WishItWasDifferent25 · 18/12/2023 17:00

I see someone regularly who has the same deal with his wife. So he’s not single, but isn’t cheating as she is well aware. I don’t really want to be the other woman. My husband sees single women which I think is risky because they might want more.

Oh yes that makes sense then. Yes, I would assume that all participants and partners would have to know.

I agree with PP. I think it is extremely difficult to maintain long term, especially with so many variables and so many partners there is always a risk that one person is going to fall too deeply (married or not there is always the risk that one person is ging to want more. Agreement of a wife/husband is not a guarantee), but well, its nobody's business. I couldn't think of anything worse than trying to maintain two relationships. What about time on your own? When do you have the time to just sit and read a book or do a pottery class or something?

Confused118 · 18/12/2023 17:15

It sounds like the marriage has become a bit of a business partnership and you're not emotionally involved anymore?

I've only experienced through the prism of a 'level' of swing with my partner so not something I experienced away from him.

I think i'd worry in your situation that he would just be gone one day - is there any way that you could make the extra-marital stuff a collective thing?

EXERCISE DIRECTIONS. Duplicate the forum posts word for word, everything from "I agree with" down to "away from him.".

Bounding box prediction data:

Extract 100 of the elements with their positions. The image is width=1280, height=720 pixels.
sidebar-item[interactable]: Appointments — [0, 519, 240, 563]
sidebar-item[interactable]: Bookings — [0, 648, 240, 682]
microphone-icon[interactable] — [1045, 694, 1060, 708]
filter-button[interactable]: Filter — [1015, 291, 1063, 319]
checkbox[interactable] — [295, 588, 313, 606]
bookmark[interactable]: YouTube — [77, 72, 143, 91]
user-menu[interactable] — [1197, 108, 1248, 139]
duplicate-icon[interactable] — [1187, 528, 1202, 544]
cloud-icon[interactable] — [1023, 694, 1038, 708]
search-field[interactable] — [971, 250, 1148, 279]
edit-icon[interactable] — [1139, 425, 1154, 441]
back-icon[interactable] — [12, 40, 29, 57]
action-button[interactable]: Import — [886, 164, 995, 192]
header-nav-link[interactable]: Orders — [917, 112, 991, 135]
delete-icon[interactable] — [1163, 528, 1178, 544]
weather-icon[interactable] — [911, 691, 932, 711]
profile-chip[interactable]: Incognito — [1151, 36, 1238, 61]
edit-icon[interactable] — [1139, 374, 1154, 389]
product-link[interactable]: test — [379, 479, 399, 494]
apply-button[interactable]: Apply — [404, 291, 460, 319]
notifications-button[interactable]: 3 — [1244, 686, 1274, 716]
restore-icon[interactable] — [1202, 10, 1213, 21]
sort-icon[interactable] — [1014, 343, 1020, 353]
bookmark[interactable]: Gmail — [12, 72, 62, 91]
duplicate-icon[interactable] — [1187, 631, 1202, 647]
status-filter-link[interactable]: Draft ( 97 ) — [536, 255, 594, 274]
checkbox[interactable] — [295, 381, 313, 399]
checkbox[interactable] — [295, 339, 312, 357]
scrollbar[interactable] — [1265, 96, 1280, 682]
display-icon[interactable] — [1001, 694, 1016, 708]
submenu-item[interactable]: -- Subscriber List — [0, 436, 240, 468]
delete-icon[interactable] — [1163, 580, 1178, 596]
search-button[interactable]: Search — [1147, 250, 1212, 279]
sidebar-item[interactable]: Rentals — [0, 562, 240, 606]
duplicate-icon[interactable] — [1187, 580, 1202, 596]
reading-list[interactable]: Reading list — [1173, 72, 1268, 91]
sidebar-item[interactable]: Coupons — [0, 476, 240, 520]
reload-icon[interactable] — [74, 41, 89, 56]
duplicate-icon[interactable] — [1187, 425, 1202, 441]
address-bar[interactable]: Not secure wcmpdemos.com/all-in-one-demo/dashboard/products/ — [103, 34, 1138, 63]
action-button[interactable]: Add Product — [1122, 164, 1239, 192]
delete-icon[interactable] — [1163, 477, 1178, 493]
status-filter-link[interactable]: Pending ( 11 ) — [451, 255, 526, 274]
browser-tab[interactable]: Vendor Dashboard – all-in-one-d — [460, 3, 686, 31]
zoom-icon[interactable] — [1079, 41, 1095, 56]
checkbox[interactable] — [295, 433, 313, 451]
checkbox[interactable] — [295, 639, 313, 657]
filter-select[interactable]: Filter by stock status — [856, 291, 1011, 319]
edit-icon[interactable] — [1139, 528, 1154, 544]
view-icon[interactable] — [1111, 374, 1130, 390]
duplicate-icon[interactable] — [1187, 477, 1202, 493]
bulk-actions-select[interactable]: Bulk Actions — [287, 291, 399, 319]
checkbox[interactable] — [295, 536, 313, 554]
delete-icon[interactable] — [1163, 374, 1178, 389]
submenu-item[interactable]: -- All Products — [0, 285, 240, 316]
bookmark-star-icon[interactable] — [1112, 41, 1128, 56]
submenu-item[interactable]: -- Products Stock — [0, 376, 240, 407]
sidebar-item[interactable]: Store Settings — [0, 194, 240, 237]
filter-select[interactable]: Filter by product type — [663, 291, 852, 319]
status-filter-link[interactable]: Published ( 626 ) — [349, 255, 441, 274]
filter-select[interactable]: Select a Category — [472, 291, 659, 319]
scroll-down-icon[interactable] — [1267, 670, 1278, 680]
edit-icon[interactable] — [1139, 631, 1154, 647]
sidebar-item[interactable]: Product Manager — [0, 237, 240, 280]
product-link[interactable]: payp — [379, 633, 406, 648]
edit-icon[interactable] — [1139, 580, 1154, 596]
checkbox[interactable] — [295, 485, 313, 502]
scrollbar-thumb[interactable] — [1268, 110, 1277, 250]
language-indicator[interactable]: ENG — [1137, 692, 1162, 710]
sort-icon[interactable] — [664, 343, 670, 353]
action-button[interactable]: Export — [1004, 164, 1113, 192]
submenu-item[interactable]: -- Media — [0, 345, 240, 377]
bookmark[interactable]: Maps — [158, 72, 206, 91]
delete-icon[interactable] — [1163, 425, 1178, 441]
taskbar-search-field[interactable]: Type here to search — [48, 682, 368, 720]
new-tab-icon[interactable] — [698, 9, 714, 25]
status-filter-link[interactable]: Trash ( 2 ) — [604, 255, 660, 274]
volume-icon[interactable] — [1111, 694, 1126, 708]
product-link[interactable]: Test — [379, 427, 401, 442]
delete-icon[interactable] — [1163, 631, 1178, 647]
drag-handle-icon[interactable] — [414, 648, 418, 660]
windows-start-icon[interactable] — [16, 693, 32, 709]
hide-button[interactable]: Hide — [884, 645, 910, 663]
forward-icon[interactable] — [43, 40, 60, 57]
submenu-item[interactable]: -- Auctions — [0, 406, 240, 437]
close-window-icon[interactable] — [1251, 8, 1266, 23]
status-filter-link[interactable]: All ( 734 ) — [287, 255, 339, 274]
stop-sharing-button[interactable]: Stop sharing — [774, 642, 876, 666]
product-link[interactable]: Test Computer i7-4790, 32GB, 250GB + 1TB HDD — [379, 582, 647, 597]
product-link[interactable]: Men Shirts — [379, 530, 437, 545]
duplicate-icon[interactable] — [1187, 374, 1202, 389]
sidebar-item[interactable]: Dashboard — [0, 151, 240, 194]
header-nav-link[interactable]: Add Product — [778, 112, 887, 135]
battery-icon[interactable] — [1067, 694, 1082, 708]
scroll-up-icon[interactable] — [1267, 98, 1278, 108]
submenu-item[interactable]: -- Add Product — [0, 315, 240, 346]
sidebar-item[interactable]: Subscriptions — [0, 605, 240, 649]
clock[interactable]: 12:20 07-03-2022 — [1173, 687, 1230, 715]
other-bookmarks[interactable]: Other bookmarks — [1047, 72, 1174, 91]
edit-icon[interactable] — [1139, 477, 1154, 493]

EXERCISE RESPONSE.
I agree with PP. I think it is extremely difficult to maintain long term, especially with so many variables and so many partners there is always a risk that one person is going to fall too deeply (married or not there is always the risk that one person is ging to want more. Agreement of a wife/husband is not a guarantee), but well, its nobody's business. I couldn't think of anything worse than trying to maintain two relationships. What about time on your own? When do you have the time to just sit and read a book or do a pottery class or something?

Confused118 · 18/12/2023 17:15

It sounds like the marriage has become a bit of a business partnership and you're not emotionally involved anymore?

I've only experienced through the prism of a 'level' of swing with my partner so not something I experienced away from him.